**SHORT EXERCISE**
Drop every picture and give the entries back exactly.

**INFORMATION SUPPLIED**
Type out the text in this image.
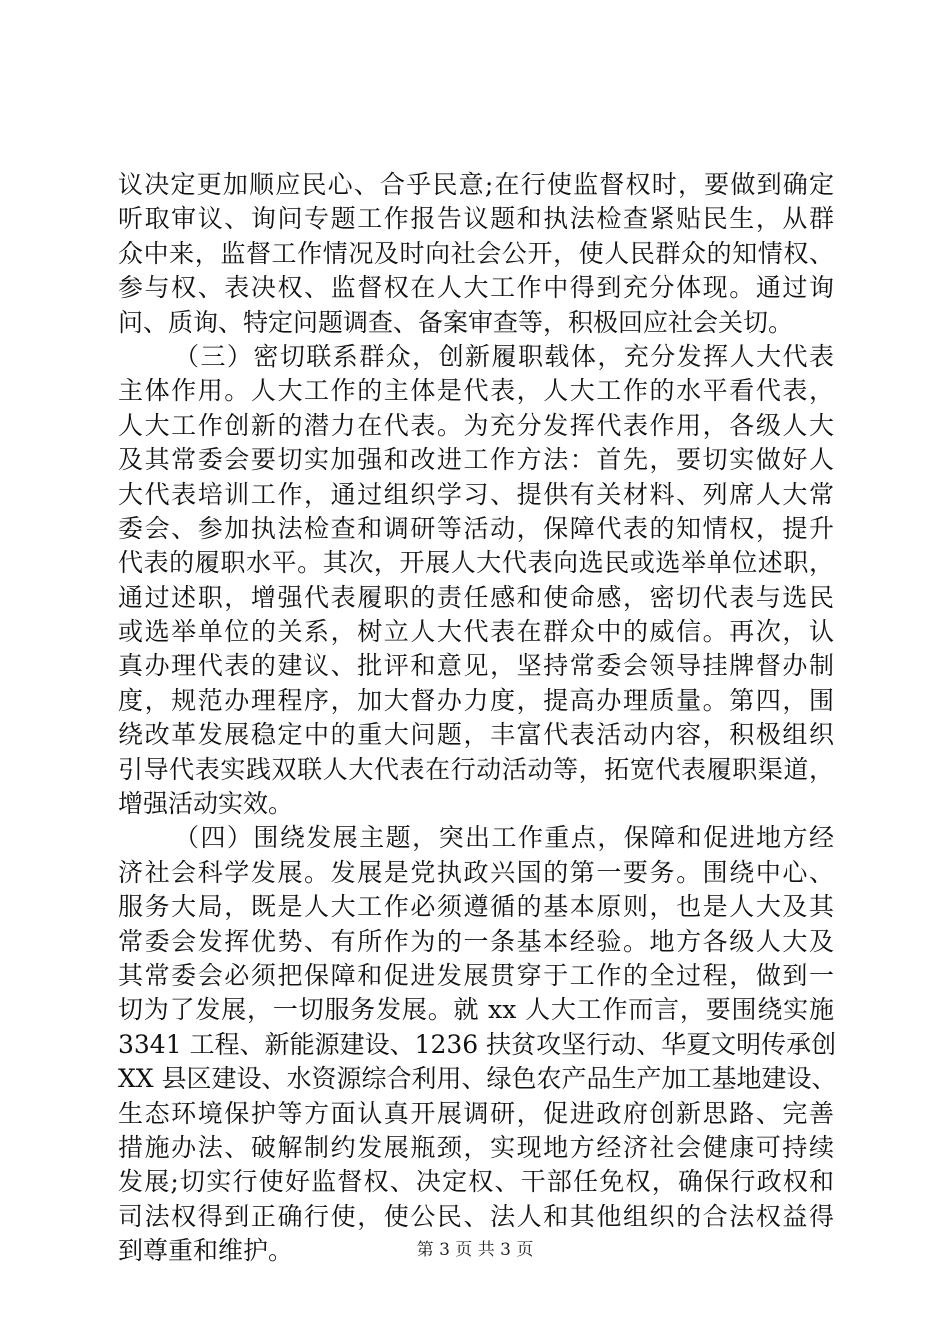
议决定更加顺应民心、合乎民意;在行使监督权时，要做到确定
听取审议、询问专题工作报告议题和执法检查紧贴民生，从群
众中来，监督工作情况及时向社会公开，使人民群众的知情权、
参与权、表决权、监督权在人大工作中得到充分体现。通过询
问、质询、特定问题调查、备案审查等，积极回应社会关切。
（三）密切联系群众，创新履职载体，充分发挥人大代表
主体作用。人大工作的主体是代表，人大工作的水平看代表，
人大工作创新的潜力在代表。为充分发挥代表作用，各级人大
及其常委会要切实加强和改进工作方法：首先，要切实做好人
大代表培训工作，通过组织学习、提供有关材料、列席人大常
委会、参加执法检查和调研等活动，保障代表的知情权，提升
代表的履职水平。其次，开展人大代表向选民或选举单位述职，
通过述职，增强代表履职的责任感和使命感，密切代表与选民
或选举单位的关系，树立人大代表在群众中的威信。再次，认
真办理代表的建议、批评和意见，坚持常委会领导挂牌督办制
度，规范办理程序，加大督办力度，提高办理质量。第四，围
绕改革发展稳定中的重大问题，丰富代表活动内容，积极组织
引导代表实践双联人大代表在行动活动等，拓宽代表履职渠道，
增强活动实效。
（四）围绕发展主题，突出工作重点，保障和促进地方经
济社会科学发展。发展是党执政兴国的第一要务。围绕中心、
服务大局，既是人大工作必须遵循的基本原则，也是人大及其
常委会发挥优势、有所作为的一条基本经验。地方各级人大及
其常委会必须把保障和促进发展贯穿于工作的全过程，做到一
切为了发展，一切服务发展。就 xx 人大工作而言，要围绕实施
3341 工程、新能源建设、1236 扶贫攻坚行动、华夏文明传承创
XX 县区建设、水资源综合利用、绿色农产品生产加工基地建设、
生态环境保护等方面认真开展调研，促进政府创新思路、完善
措施办法、破解制约发展瓶颈，实现地方经济社会健康可持续
发展;切实行使好监督权、决定权、干部任免权，确保行政权和
司法权得到正确行使，使公民、法人和其他组织的合法权益得
到尊重和维护。	第 3 页 共 3 页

**ANSWER TO THE EXERCISE**
Type out the text in this image.
议决定更加顺应民心、合乎民意;在行使监督权时，要做到确定
听取审议、询问专题工作报告议题和执法检查紧贴民生，从群
众中来，监督工作情况及时向社会公开，使人民群众的知情权、
参与权、表决权、监督权在人大工作中得到充分体现。通过询
问、质询、特定问题调查、备案审查等，积极回应社会关切。
（三）密切联系群众，创新履职载体，充分发挥人大代表
主体作用。人大工作的主体是代表，人大工作的水平看代表，
人大工作创新的潜力在代表。为充分发挥代表作用，各级人大
及其常委会要切实加强和改进工作方法：首先，要切实做好人
大代表培训工作，通过组织学习、提供有关材料、列席人大常
委会、参加执法检查和调研等活动，保障代表的知情权，提升
代表的履职水平。其次，开展人大代表向选民或选举单位述职，
通过述职，增强代表履职的责任感和使命感，密切代表与选民
或选举单位的关系，树立人大代表在群众中的威信。再次，认
真办理代表的建议、批评和意见，坚持常委会领导挂牌督办制
度，规范办理程序，加大督办力度，提高办理质量。第四，围
绕改革发展稳定中的重大问题，丰富代表活动内容，积极组织
引导代表实践双联人大代表在行动活动等，拓宽代表履职渠道，
增强活动实效。
（四）围绕发展主题，突出工作重点，保障和促进地方经
济社会科学发展。发展是党执政兴国的第一要务。围绕中心、
服务大局，既是人大工作必须遵循的基本原则，也是人大及其
常委会发挥优势、有所作为的一条基本经验。地方各级人大及
其常委会必须把保障和促进发展贯穿于工作的全过程，做到一
切为了发展，一切服务发展。就 xx 人大工作而言，要围绕实施
3341 工程、新能源建设、1236 扶贫攻坚行动、华夏文明传承创
XX 县区建设、水资源综合利用、绿色农产品生产加工基地建设、
生态环境保护等方面认真开展调研，促进政府创新思路、完善
措施办法、破解制约发展瓶颈，实现地方经济社会健康可持续
发展;切实行使好监督权、决定权、干部任免权，确保行政权和
司法权得到正确行使，使公民、法人和其他组织的合法权益得
到尊重和维护。	第 3 页 共 3 页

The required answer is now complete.